_MATERIAL_:
>>>

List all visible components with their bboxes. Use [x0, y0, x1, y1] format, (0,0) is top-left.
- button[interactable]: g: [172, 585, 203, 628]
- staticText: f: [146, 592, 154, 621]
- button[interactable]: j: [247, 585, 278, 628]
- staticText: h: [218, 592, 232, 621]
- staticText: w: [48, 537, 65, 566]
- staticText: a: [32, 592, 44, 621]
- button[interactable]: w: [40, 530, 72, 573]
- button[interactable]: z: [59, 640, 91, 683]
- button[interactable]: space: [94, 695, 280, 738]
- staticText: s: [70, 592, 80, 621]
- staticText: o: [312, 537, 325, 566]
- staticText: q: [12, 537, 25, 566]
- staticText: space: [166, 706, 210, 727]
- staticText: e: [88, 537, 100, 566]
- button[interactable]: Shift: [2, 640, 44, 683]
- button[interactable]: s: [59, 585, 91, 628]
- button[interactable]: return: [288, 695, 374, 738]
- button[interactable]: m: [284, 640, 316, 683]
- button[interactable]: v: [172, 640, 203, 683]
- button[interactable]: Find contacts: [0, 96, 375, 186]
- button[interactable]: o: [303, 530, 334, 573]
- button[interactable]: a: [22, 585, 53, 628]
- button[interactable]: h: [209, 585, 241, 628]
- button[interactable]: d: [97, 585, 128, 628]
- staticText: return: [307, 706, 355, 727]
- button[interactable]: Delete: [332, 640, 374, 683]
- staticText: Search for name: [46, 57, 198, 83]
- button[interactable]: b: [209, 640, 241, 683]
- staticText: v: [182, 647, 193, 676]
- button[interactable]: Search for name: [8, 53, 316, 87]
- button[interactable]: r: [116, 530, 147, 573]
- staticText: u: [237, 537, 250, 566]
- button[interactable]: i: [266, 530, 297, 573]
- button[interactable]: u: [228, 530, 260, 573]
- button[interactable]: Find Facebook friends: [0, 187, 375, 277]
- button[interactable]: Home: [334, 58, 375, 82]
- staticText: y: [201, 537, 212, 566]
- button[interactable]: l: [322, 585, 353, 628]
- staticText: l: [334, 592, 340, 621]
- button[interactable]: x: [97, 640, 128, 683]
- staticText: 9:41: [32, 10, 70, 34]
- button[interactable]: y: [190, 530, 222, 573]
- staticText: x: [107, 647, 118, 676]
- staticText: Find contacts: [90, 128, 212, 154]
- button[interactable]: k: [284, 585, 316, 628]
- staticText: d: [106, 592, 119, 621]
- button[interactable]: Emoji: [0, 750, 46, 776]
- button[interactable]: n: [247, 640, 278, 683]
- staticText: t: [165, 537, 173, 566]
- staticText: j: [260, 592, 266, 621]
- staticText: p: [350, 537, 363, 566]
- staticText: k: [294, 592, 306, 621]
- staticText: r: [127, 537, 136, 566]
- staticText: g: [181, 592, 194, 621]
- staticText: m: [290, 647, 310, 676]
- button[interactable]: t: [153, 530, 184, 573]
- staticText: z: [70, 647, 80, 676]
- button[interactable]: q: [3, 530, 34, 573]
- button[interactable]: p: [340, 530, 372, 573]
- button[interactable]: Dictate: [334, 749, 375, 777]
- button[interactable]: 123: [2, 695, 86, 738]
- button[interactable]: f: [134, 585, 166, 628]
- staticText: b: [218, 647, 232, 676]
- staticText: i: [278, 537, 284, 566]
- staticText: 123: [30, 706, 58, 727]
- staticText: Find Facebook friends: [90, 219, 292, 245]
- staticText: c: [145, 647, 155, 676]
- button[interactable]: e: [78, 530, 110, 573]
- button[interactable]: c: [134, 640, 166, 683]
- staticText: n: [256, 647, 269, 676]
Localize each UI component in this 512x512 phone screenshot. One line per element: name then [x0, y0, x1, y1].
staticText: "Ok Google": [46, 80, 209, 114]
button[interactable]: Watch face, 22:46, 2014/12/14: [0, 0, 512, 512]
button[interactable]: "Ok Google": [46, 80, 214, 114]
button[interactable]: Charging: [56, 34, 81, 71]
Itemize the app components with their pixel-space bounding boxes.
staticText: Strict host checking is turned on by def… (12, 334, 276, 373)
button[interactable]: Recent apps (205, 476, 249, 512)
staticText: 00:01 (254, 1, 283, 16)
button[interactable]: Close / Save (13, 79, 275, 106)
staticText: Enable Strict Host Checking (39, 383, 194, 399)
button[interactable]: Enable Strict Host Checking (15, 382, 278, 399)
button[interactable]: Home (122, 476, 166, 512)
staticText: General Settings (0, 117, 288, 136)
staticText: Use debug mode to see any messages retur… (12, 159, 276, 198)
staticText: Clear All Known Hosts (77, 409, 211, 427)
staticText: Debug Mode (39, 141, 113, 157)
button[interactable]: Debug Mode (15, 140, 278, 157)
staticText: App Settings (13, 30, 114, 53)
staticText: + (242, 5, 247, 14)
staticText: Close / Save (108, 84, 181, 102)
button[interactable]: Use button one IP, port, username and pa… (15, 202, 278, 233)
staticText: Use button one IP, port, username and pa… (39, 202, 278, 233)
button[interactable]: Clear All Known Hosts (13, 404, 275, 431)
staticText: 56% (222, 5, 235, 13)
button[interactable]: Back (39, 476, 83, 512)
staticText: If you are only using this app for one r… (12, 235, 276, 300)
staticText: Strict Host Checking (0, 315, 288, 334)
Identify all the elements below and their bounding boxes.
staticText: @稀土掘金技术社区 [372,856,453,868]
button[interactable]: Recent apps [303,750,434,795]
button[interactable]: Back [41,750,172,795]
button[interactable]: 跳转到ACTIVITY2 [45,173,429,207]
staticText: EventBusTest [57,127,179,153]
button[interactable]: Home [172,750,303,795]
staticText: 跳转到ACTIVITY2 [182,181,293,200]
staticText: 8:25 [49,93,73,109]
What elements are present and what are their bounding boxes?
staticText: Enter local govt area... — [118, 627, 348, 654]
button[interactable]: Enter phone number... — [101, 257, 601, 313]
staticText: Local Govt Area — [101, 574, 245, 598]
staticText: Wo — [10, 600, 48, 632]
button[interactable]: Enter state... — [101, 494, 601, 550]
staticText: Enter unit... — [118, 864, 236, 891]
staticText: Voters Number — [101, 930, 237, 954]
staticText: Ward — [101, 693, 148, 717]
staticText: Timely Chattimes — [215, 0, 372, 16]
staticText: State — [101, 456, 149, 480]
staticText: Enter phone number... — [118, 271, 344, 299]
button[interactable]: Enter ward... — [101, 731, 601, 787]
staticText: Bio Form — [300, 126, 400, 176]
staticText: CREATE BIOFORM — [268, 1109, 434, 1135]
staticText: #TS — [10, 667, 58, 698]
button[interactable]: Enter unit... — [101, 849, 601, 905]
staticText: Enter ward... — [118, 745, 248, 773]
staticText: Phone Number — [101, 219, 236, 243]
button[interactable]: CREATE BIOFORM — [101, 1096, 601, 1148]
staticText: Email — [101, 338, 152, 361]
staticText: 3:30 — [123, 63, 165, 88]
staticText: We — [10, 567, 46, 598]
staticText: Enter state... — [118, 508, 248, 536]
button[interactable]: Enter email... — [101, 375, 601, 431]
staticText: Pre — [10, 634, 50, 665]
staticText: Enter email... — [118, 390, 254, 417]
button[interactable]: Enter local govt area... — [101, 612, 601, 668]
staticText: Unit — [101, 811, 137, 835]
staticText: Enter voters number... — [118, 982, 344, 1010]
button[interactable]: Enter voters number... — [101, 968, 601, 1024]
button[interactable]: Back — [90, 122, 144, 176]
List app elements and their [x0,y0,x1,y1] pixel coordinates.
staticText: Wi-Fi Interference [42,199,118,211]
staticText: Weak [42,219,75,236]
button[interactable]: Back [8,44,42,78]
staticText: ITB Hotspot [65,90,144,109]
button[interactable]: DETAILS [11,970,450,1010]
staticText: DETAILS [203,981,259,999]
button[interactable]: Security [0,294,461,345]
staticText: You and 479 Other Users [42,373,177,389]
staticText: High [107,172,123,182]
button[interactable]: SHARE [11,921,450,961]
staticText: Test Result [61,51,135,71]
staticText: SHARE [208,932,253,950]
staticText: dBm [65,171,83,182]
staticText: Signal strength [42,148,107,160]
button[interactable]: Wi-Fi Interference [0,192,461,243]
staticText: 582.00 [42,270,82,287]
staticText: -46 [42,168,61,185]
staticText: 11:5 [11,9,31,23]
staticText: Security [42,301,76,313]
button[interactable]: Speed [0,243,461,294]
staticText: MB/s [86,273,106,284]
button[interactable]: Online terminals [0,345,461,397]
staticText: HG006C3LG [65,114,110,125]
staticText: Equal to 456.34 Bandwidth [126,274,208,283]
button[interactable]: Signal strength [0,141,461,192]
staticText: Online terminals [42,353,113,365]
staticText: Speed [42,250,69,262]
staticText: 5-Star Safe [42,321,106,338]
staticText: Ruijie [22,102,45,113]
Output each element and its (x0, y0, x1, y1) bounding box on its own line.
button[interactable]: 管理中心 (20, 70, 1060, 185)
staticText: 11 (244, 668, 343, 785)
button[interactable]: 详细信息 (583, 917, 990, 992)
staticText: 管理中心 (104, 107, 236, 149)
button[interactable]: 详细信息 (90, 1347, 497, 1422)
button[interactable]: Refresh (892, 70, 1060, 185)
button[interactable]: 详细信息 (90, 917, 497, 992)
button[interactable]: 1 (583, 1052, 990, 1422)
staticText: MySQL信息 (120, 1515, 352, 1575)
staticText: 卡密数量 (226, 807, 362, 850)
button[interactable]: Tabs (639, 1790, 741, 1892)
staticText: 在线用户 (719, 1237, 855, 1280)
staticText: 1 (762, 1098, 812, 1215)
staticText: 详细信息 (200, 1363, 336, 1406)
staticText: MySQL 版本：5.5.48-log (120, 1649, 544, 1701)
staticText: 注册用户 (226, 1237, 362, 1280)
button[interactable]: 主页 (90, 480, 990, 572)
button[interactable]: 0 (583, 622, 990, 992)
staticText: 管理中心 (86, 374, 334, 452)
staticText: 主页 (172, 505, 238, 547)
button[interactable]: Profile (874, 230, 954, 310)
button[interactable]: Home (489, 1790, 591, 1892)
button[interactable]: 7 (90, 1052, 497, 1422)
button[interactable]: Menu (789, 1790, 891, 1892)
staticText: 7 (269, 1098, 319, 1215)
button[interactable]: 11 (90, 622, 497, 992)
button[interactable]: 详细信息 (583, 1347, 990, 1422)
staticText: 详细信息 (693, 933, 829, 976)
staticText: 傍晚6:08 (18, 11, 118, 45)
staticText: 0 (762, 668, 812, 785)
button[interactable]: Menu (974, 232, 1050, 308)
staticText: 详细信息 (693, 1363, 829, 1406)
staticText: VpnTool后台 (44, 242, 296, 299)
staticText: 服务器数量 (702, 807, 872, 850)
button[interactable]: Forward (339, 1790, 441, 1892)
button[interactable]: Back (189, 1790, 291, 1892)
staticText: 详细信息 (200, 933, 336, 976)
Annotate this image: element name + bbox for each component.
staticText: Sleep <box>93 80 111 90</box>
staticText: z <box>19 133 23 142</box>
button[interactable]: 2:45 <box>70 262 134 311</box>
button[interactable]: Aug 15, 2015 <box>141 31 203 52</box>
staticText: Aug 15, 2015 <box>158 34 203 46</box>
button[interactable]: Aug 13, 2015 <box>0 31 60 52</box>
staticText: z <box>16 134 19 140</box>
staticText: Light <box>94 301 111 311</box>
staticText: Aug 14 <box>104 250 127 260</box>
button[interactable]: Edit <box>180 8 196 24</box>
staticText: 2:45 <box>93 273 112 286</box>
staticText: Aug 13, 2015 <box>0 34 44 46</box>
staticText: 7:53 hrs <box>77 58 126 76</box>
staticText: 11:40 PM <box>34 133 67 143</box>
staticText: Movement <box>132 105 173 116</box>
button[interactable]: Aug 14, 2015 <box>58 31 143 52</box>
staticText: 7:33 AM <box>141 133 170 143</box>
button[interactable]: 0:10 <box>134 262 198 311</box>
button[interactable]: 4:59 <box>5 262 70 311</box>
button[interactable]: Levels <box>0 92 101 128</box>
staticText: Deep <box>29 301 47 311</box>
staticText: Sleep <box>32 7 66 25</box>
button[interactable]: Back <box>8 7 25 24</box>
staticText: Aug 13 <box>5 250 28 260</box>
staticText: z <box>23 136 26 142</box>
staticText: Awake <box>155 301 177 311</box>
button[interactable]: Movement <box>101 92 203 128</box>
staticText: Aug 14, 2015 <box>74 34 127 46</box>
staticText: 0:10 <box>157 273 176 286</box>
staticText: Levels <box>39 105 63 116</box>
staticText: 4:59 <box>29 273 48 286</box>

<<<

_TASK INSTRUCTIONS_: Format the data above as a numbered list, from its first line down to and including the line containing "- button[interactable]: y: [190, 530, 222, 573]", and leave out any blank lines.

_SOLUTION TO THIS PROBLEM_:
1. List all visible components with their bboxes. Use [x0, y0, x1, y1] format, (0,0) is top-left.
2. - button[interactable]: g: [172, 585, 203, 628]
3. - staticText: f: [146, 592, 154, 621]
4. - button[interactable]: j: [247, 585, 278, 628]
5. - staticText: h: [218, 592, 232, 621]
6. - staticText: w: [48, 537, 65, 566]
7. - staticText: a: [32, 592, 44, 621]
8. - button[interactable]: w: [40, 530, 72, 573]
9. - button[interactable]: z: [59, 640, 91, 683]
10. - button[interactable]: space: [94, 695, 280, 738]
11. - staticText: s: [70, 592, 80, 621]
12. - staticText: o: [312, 537, 325, 566]
13. - staticText: q: [12, 537, 25, 566]
14. - staticText: space: [166, 706, 210, 727]
15. - staticText: e: [88, 537, 100, 566]
16. - button[interactable]: Shift: [2, 640, 44, 683]
17. - button[interactable]: s: [59, 585, 91, 628]
18. - button[interactable]: return: [288, 695, 374, 738]
19. - button[interactable]: m: [284, 640, 316, 683]
20. - button[interactable]: v: [172, 640, 203, 683]
21. - button[interactable]: Find contacts: [0, 96, 375, 186]
22. - button[interactable]: o: [303, 530, 334, 573]
23. - button[interactable]: a: [22, 585, 53, 628]
24. - button[interactable]: h: [209, 585, 241, 628]
25. - button[interactable]: d: [97, 585, 128, 628]
26. - staticText: return: [307, 706, 355, 727]
27. - button[interactable]: Delete: [332, 640, 374, 683]
28. - staticText: Search for name: [46, 57, 198, 83]
29. - button[interactable]: b: [209, 640, 241, 683]
30. - staticText: v: [182, 647, 193, 676]
31. - button[interactable]: Search for name: [8, 53, 316, 87]
32. - button[interactable]: r: [116, 530, 147, 573]
33. - staticText: u: [237, 537, 250, 566]
34. - button[interactable]: i: [266, 530, 297, 573]
35. - button[interactable]: u: [228, 530, 260, 573]
36. - button[interactable]: Find Facebook friends: [0, 187, 375, 277]
37. - button[interactable]: Home: [334, 58, 375, 82]
38. - staticText: y: [201, 537, 212, 566]
39. - button[interactable]: l: [322, 585, 353, 628]
40. - staticText: l: [334, 592, 340, 621]
41. - button[interactable]: x: [97, 640, 128, 683]
42. - staticText: 9:41: [32, 10, 70, 34]
43. - button[interactable]: y: [190, 530, 222, 573]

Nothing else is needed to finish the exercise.